**Objective:** Identify all lines in the listing that include the word "condition", and copy them out.

**Entries provided:**
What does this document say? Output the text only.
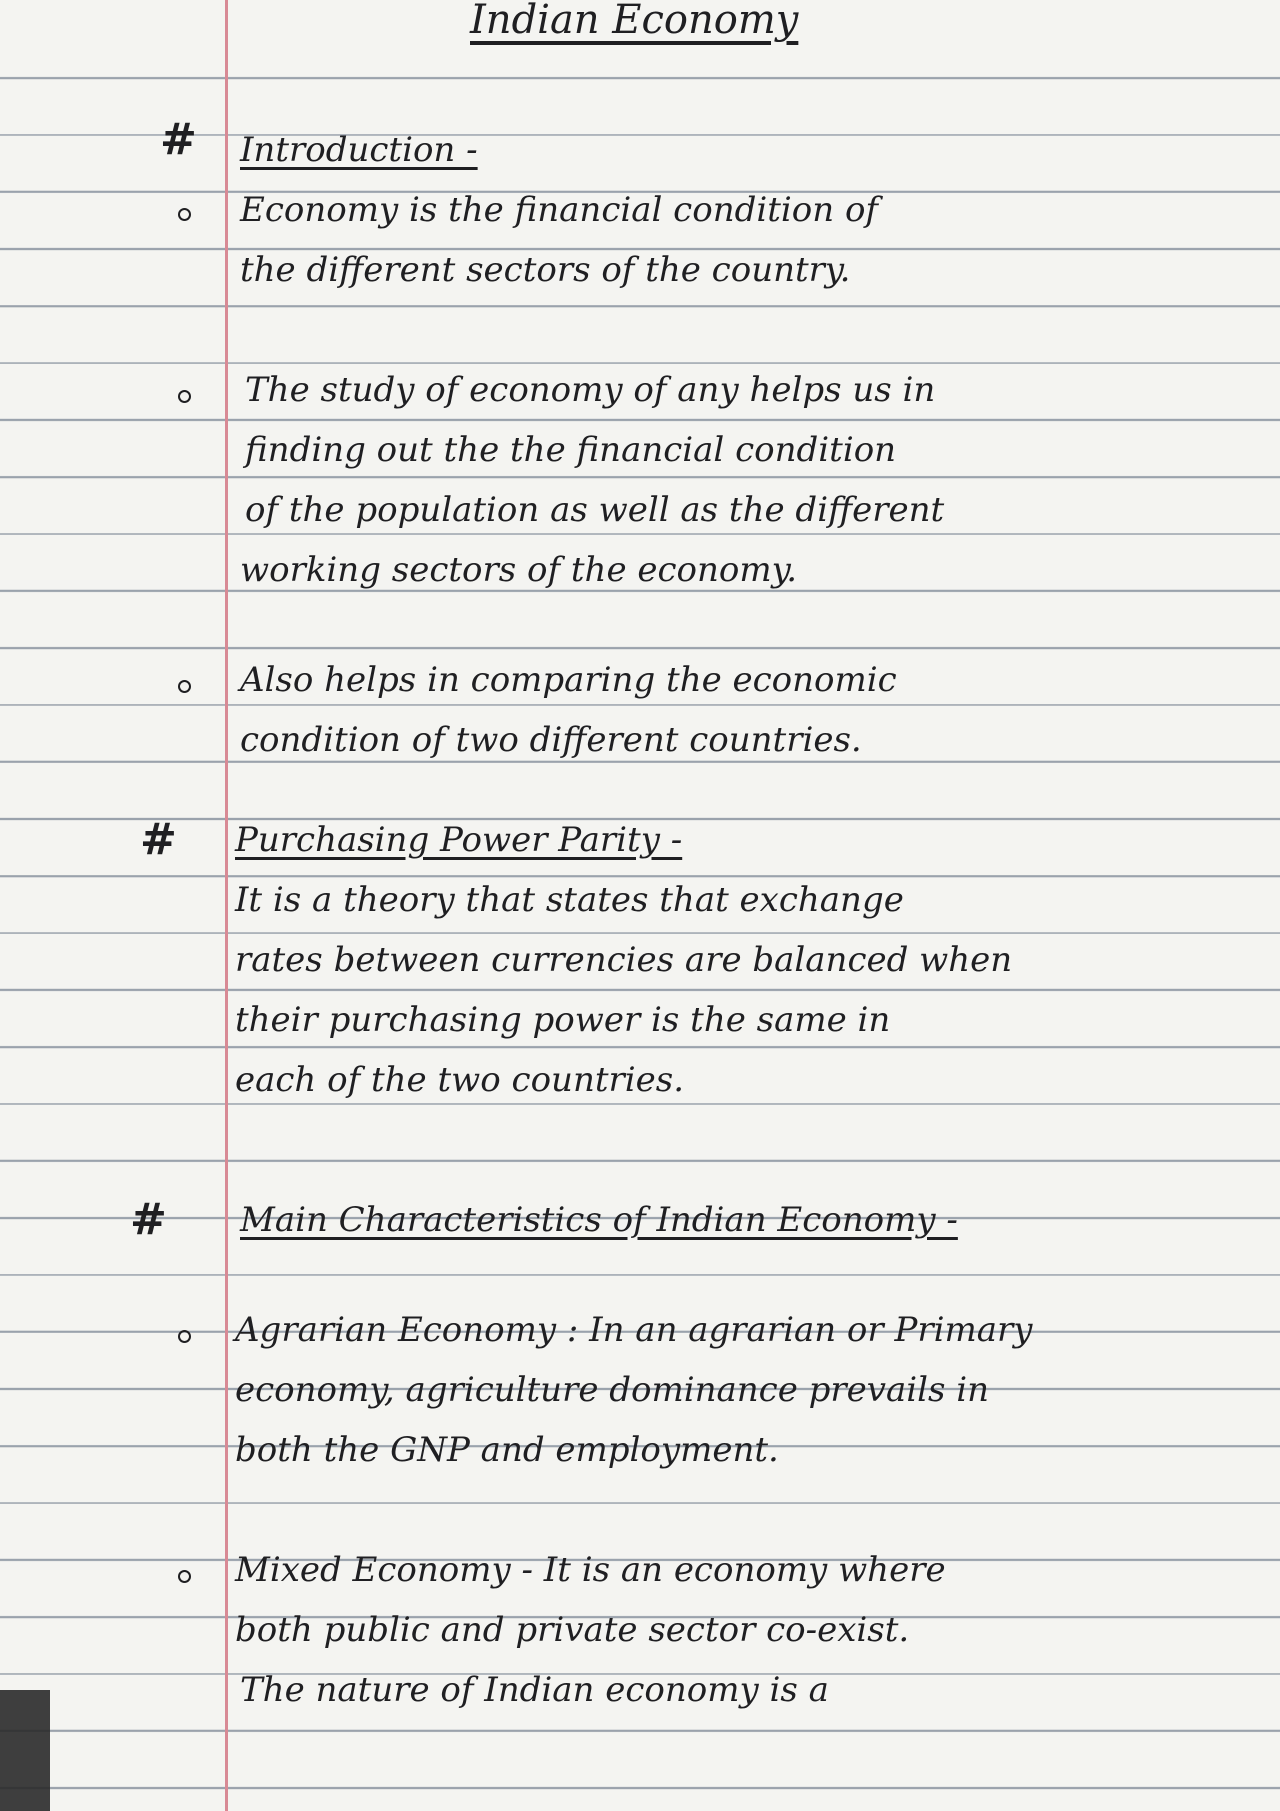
Indian Economy
# Introduction -
Economy is the financial condition of
the different sectors of the country.
The study of economy of any helps us in
finding out the the financial condition
of the population as well as the different
working sectors of the economy.
Also helps in comparing the economic
condition of two different countries.
# Purchasing Power Parity -
It is a theory that states that exchange
rates between currencies are balanced when
their purchasing power is the same in
each of the two countries.
# Main Characteristics of Indian Economy -
Agrarian Economy : In an agrarian or Primary
economy, agriculture dominance prevails in
both the GNP and employment.
Mixed Economy - It is an economy where
both public and private sector co-exist.
The nature of Indian economy is a
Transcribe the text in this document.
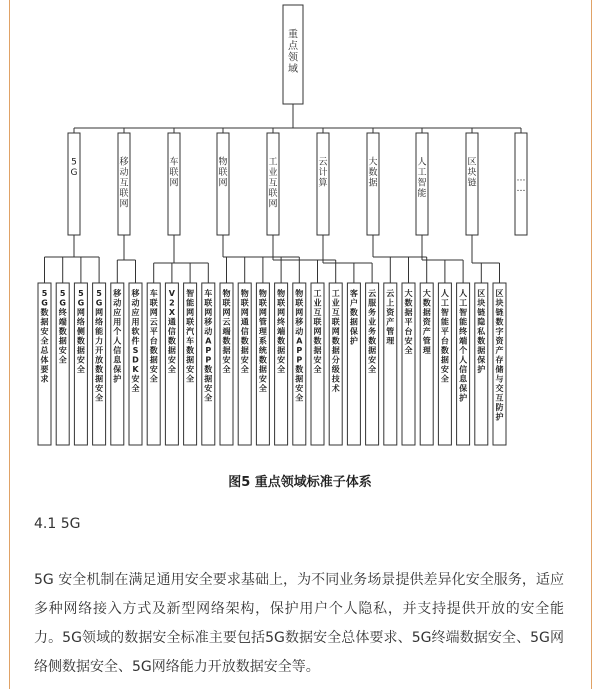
重
点
领
域
5
G
5
G
数
据
安
全
总
体
要
求
5
G
终
端
数
据
安
全
5
G
网
络
侧
数
据
安
全
5
G
网
络
能
力
开
放
数
据
安
全
移
动
互
联
网
移
动
应
用
个
人
信
息
保
护
移
动
应
用
软
件
S
D
K
安
全
车
联
网
车
联
网
云
平
台
数
据
安
全
V
2
X
通
信
数
据
安
全
智
能
网
联
汽
车
数
据
安
全
车
联
网
移
动
A
P
P
数
据
安
全
物
联
网
物
联
网
云
端
数
据
安
全
物
联
网
通
信
数
据
安
全
物
联
网
管
理
系
统
数
据
安
全
物
联
网
终
端
数
据
安
全
物
联
网
移
动
A
P
P
数
据
安
全
工
业
互
联
网
工
业
互
联
网
数
据
安
全
工
业
互
联
网
数
据
分
级
技
术
云
计
算
客
户
数
据
保
护
云
服
务
业
务
数
据
安
全
大
数
据
云
上
资
产
管
理
大
数
据
平
台
安
全
大
数
据
资
产
管
理
人
工
智
能
人
工
智
能
平
台
数
据
安
全
人
工
智
能
终
端
个
人
信
息
保
护
区
块
链
区
块
链
隐
私
数
据
保
护
区
块
链
数
字
资
产
存
储
与
交
互
防
护
…
…
图5 重点领域标准子体系
4.1 5G

5G 安全机制在满足通用安全要求基础上，为不同业务场景提供差异化安全服务，适应多种网络接入方式及新型网络架构，保护用户个人隐私，并支持提供开放的安全能力。5G领域的数据安全标准主要包括5G数据安全总体要求、5G终端数据安全、5G网络侧数据安全、5G网络能力开放数据安全等。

**Solution to the exercise:**
Economy is the financial condition of
finding out the the financial condition
condition of two different countries.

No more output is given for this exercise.